Given records:
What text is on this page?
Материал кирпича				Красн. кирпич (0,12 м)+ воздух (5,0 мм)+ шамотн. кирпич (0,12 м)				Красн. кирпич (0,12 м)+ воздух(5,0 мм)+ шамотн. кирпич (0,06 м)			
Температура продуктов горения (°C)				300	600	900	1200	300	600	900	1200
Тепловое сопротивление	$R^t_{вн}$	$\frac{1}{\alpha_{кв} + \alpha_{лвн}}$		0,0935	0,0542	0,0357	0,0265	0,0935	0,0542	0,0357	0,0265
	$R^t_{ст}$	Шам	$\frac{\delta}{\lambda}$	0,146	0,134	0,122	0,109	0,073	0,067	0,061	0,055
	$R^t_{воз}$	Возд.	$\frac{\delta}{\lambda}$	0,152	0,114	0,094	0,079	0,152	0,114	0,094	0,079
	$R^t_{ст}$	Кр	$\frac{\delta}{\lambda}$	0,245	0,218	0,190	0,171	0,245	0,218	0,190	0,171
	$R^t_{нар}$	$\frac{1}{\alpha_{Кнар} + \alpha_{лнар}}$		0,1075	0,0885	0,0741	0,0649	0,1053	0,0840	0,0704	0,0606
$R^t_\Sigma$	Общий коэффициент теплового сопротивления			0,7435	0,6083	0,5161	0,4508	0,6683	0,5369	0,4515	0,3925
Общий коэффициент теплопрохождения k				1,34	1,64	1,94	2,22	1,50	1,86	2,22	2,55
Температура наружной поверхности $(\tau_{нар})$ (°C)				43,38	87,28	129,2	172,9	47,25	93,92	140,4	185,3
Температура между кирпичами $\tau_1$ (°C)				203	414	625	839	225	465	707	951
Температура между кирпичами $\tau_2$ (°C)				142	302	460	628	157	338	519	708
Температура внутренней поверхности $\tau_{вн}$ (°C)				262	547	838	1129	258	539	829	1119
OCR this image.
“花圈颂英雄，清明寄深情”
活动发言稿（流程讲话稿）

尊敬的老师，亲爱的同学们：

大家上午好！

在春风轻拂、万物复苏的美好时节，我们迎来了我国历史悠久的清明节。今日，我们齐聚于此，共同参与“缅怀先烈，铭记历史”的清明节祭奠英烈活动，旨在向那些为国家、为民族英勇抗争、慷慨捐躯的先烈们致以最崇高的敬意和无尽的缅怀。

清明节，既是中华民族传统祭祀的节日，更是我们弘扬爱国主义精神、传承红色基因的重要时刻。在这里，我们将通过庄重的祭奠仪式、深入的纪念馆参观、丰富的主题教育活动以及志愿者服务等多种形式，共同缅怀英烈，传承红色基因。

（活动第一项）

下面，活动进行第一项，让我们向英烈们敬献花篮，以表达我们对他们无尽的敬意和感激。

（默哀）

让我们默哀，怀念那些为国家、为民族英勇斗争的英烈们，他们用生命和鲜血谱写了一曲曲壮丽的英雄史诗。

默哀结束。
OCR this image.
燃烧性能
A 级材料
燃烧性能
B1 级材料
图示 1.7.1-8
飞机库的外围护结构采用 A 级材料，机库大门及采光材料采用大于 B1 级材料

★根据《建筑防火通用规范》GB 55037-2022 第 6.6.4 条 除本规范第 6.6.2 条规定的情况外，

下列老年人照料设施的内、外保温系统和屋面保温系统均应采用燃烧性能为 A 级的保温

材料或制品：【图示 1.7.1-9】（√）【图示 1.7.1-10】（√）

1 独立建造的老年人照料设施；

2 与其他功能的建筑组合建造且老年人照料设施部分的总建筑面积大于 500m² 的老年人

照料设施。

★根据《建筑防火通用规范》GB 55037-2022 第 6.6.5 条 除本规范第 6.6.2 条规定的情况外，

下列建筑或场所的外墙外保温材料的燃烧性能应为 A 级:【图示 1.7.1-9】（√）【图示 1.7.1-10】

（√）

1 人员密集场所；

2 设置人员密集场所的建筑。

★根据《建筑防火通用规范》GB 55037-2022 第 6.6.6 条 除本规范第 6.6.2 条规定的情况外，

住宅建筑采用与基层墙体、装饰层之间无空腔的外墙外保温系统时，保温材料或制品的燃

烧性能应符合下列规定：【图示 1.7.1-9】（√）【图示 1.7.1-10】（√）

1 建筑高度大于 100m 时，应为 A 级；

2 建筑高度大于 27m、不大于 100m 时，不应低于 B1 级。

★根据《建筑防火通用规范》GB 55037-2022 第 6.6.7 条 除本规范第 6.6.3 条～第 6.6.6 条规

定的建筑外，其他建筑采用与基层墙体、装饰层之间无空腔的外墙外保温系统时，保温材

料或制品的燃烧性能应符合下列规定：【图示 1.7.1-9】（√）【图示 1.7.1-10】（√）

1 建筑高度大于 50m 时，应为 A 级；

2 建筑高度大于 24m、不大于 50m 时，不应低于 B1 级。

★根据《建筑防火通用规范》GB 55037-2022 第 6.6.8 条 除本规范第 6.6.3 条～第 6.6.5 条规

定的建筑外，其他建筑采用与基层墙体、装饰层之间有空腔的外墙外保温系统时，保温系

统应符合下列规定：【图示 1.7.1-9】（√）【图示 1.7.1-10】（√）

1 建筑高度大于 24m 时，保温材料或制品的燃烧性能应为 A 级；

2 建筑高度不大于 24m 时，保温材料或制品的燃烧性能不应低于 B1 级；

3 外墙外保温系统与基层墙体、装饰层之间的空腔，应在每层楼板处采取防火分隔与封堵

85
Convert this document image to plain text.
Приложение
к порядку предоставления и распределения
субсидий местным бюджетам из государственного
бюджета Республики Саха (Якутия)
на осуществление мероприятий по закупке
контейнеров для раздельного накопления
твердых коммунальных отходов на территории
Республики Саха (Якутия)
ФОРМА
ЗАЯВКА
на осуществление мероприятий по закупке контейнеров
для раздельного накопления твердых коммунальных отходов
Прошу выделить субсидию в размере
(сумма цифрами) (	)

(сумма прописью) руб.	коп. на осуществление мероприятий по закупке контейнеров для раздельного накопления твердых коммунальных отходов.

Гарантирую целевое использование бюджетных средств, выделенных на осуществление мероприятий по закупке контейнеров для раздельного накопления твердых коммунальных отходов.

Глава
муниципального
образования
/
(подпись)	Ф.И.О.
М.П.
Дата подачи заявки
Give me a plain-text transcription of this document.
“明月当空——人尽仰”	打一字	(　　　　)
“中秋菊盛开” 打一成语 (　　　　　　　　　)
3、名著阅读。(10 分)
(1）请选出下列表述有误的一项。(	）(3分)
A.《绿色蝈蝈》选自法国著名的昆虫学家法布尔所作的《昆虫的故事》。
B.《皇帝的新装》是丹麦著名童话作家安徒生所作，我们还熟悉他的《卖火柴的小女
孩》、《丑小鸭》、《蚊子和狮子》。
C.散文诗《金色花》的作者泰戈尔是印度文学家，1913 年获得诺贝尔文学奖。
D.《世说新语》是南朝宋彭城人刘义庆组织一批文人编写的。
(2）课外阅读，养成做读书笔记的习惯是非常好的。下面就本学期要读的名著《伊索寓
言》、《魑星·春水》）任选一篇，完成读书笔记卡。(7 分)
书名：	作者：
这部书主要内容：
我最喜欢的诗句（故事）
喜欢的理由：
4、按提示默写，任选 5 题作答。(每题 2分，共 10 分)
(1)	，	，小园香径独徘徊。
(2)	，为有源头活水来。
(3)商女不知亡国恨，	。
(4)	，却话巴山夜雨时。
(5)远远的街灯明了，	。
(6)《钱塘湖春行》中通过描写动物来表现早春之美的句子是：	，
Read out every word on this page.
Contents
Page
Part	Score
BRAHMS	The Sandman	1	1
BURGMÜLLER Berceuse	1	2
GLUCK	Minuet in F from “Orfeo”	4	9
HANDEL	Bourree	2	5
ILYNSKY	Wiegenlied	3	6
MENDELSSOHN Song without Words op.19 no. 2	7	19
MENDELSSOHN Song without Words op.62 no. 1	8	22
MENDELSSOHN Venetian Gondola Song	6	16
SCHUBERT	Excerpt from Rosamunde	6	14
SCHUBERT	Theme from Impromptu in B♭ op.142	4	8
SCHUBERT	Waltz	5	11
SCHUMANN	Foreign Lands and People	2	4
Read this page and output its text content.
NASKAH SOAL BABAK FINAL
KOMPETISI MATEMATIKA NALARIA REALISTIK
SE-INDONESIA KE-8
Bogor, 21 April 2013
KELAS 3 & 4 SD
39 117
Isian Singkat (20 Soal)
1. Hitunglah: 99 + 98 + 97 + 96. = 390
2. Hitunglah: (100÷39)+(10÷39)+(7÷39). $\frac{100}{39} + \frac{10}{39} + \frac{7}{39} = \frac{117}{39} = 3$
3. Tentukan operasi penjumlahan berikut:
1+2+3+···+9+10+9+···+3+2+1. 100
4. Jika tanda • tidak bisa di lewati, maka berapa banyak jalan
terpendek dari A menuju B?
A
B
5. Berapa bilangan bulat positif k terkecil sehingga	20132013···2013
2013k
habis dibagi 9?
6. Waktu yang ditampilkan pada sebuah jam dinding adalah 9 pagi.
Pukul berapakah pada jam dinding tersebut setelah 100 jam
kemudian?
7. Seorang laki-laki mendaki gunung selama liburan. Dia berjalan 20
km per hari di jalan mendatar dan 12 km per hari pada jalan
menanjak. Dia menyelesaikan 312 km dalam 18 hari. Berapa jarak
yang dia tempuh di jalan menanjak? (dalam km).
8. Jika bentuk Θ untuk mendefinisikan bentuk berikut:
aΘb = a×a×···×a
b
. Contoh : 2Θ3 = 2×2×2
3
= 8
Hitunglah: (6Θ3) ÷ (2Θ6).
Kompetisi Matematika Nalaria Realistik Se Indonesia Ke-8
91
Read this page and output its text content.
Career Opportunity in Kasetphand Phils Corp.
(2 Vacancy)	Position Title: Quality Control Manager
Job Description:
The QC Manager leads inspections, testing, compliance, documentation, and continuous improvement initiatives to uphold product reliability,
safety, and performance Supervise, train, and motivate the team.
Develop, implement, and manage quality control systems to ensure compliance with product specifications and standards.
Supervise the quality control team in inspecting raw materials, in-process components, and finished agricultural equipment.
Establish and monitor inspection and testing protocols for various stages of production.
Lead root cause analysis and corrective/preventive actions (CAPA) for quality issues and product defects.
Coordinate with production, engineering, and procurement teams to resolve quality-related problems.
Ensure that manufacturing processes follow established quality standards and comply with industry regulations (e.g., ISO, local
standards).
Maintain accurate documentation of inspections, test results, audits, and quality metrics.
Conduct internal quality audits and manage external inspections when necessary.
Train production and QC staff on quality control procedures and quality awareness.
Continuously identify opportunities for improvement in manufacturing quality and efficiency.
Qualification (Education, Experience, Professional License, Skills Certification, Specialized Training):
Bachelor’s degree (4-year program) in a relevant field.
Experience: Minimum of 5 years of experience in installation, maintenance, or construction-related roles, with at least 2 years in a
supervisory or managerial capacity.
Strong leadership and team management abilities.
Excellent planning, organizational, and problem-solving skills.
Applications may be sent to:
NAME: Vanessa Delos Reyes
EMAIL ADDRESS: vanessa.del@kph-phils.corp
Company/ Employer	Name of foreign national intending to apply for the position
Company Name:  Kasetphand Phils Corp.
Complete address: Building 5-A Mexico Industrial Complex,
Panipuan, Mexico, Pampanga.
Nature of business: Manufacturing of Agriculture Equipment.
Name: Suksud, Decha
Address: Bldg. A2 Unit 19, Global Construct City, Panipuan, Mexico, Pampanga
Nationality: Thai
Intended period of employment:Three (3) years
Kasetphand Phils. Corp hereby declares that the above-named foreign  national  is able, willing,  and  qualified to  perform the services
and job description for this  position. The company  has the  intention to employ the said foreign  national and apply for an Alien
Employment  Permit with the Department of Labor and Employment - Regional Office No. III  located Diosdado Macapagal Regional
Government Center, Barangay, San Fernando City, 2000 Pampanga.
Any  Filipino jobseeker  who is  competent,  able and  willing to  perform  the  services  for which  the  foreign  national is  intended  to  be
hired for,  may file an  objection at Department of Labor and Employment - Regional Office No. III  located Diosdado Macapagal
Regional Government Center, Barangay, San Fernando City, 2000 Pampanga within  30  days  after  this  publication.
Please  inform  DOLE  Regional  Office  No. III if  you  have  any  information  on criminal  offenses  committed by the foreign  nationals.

Written instruction: Copy each line of the data that contains the word "Fernando".

Result below:
Government Center, Barangay, San Fernando City, 2000 Pampanga.
Regional Government Center, Barangay, San Fernando City, 2000 Pampanga within  30  days  after  this  publication.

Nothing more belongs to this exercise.